[What you have to do] From the entries below, gather each line containing the word "Company".

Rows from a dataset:
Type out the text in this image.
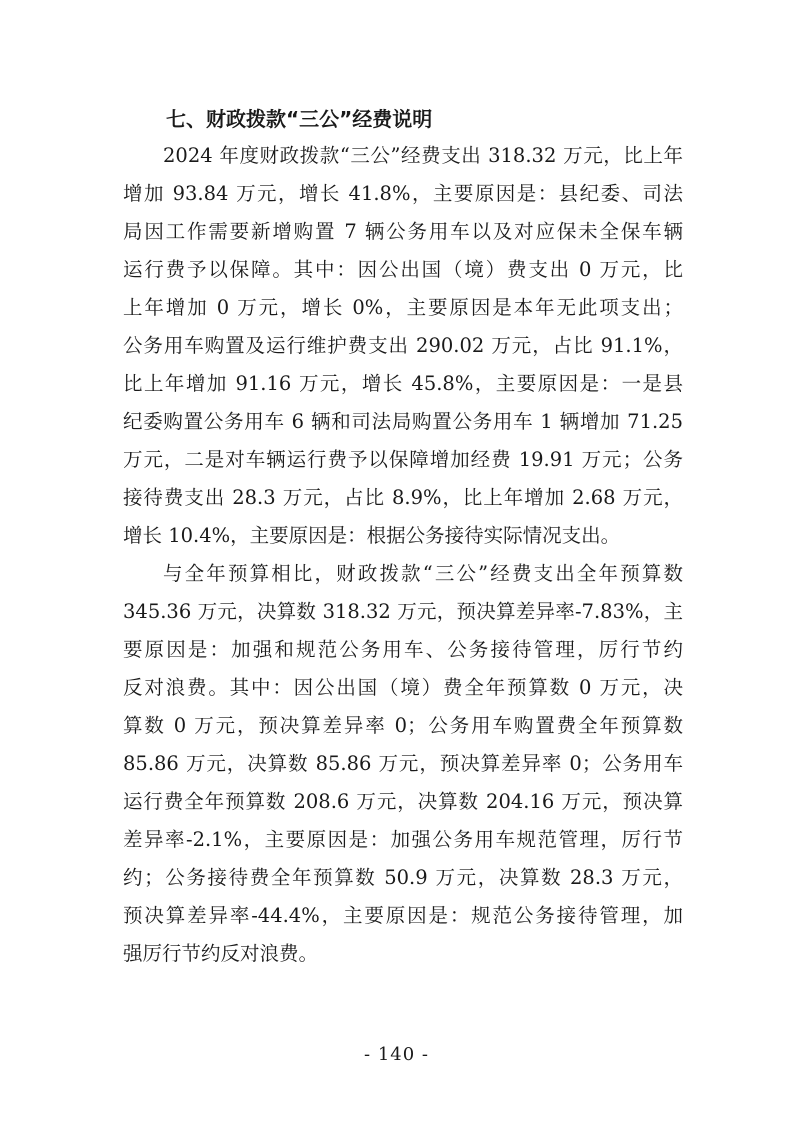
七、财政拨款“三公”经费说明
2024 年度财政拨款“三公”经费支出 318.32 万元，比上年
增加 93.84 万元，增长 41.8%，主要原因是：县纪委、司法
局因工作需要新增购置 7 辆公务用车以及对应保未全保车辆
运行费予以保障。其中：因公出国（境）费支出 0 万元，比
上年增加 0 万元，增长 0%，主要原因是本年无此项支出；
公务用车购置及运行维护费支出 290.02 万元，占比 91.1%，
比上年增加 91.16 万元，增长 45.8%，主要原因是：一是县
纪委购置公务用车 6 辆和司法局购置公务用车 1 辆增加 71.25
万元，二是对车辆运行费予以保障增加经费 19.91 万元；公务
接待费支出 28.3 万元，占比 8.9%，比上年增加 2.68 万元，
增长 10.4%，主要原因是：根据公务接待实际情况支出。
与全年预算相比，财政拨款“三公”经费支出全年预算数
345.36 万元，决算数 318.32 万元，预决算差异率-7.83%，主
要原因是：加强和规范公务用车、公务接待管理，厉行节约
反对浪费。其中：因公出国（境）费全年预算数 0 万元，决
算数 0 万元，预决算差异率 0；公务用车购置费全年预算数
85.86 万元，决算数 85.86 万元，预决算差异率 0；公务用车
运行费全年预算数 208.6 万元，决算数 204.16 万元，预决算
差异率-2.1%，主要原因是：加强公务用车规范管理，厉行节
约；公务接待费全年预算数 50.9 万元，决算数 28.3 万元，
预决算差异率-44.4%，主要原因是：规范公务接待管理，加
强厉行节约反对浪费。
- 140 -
--
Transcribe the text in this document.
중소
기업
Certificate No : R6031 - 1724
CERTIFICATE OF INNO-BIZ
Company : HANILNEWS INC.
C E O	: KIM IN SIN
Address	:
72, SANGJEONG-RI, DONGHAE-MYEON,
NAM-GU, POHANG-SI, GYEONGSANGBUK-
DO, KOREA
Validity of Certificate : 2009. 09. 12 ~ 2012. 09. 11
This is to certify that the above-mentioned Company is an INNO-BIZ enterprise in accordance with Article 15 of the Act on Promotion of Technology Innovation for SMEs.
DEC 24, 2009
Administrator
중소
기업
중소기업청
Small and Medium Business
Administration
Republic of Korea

[The output]
Company : HANILNEWS INC.
This is to certify that the above-mentioned Company is an INNO-BIZ enterprise in accordance with Article 15 of the Act on Promotion of Technology Innovation for SMEs.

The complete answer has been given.